§ **Listing**:

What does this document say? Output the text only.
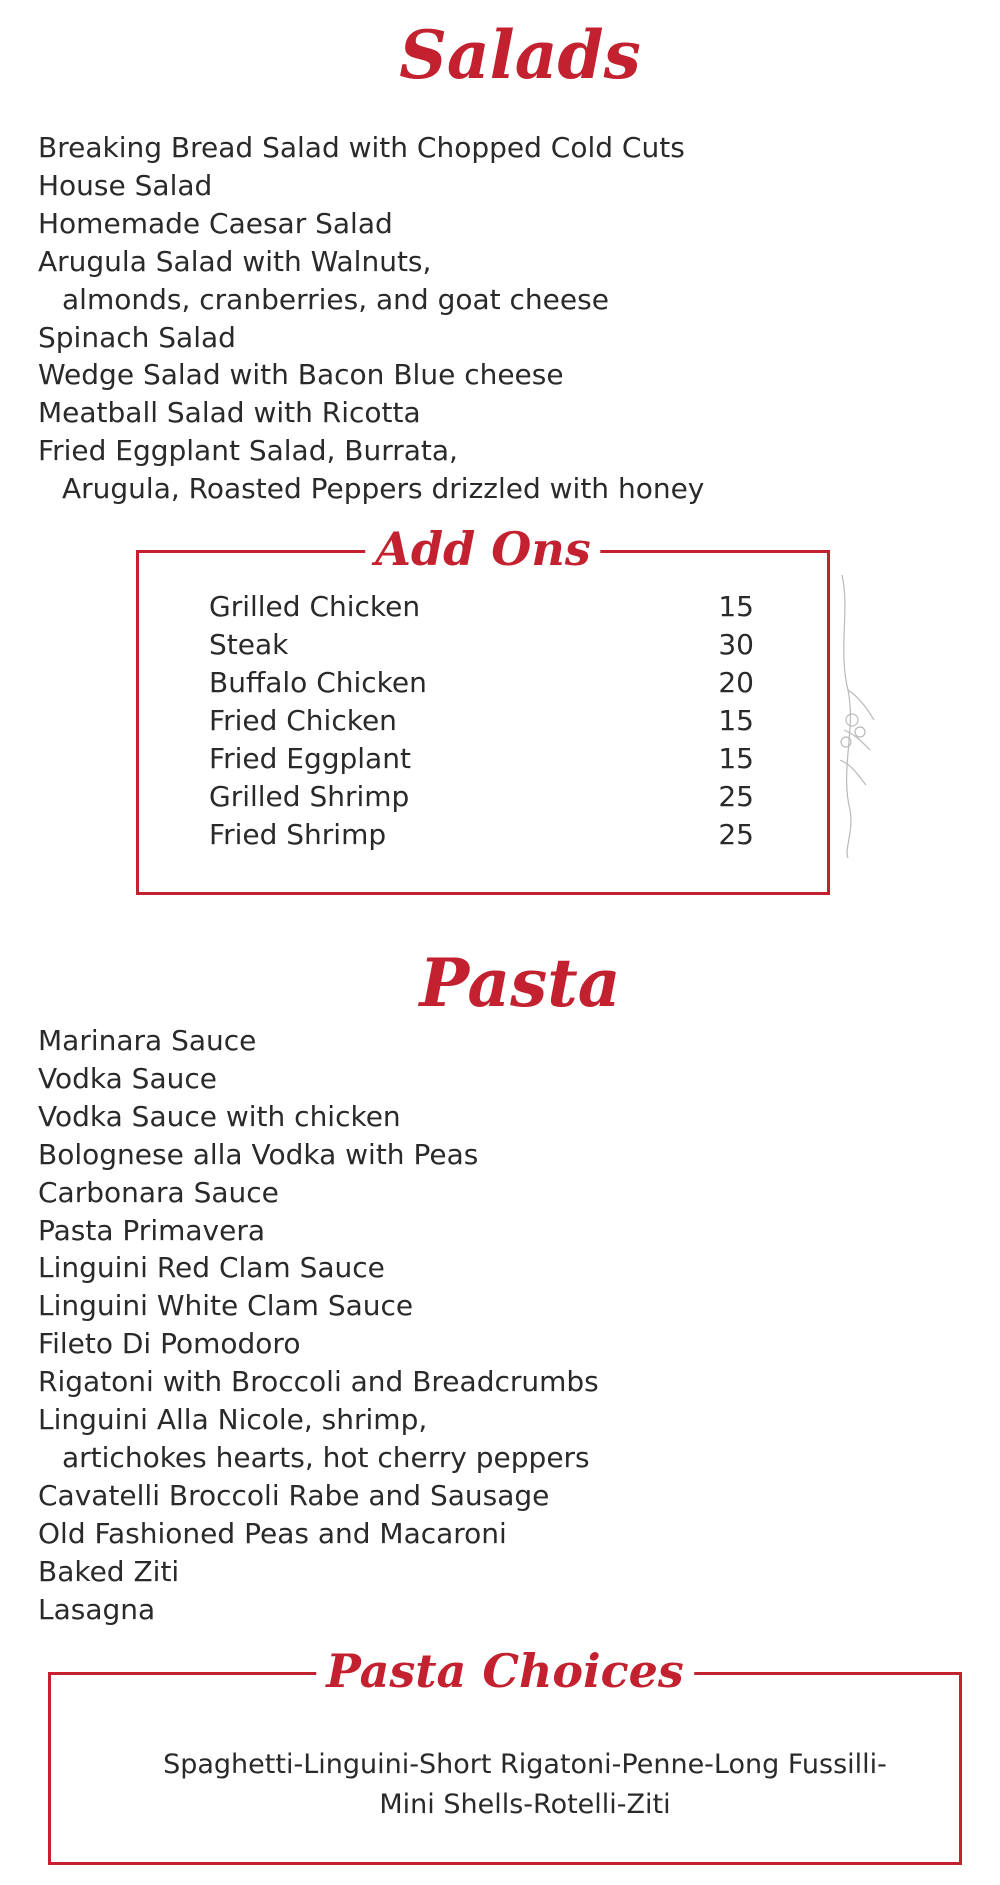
Salads
Breaking Bread Salad with Chopped Cold Cuts
House Salad
Homemade Caesar Salad
Arugula Salad with Walnuts,
almonds, cranberries, and goat cheese
Spinach Salad
Wedge Salad with Bacon Blue cheese
Meatball Salad with Ricotta
Fried Eggplant Salad, Burrata,
Arugula, Roasted Peppers drizzled with honey
Add Ons
Grilled Chicken	15
Steak	30
Buffalo Chicken	20
Fried Chicken	15
Fried Eggplant	15
Grilled Shrimp	25
Fried Shrimp	25
Pasta
Marinara Sauce
Vodka Sauce
Vodka Sauce with chicken
Bolognese alla Vodka with Peas
Carbonara Sauce
Pasta Primavera
Linguini Red Clam Sauce
Linguini White Clam Sauce
Fileto Di Pomodoro
Rigatoni with Broccoli and Breadcrumbs
Linguini Alla Nicole, shrimp,
artichokes hearts, hot cherry peppers
Cavatelli Broccoli Rabe and Sausage
Old Fashioned Peas and Macaroni
Baked Ziti
Lasagna
Pasta Choices
Spaghetti-Linguini-Short Rigatoni-Penne-Long Fussilli-
Mini Shells-Rotelli-Ziti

§ **Challenge**: Pull out every line in the data above that has the word "with".

§ **Written solution**:
Breaking Bread Salad with Chopped Cold Cuts
Arugula Salad with Walnuts,
Wedge Salad with Bacon Blue cheese
Meatball Salad with Ricotta
Arugula, Roasted Peppers drizzled with honey
Vodka Sauce with chicken
Bolognese alla Vodka with Peas
Rigatoni with Broccoli and Breadcrumbs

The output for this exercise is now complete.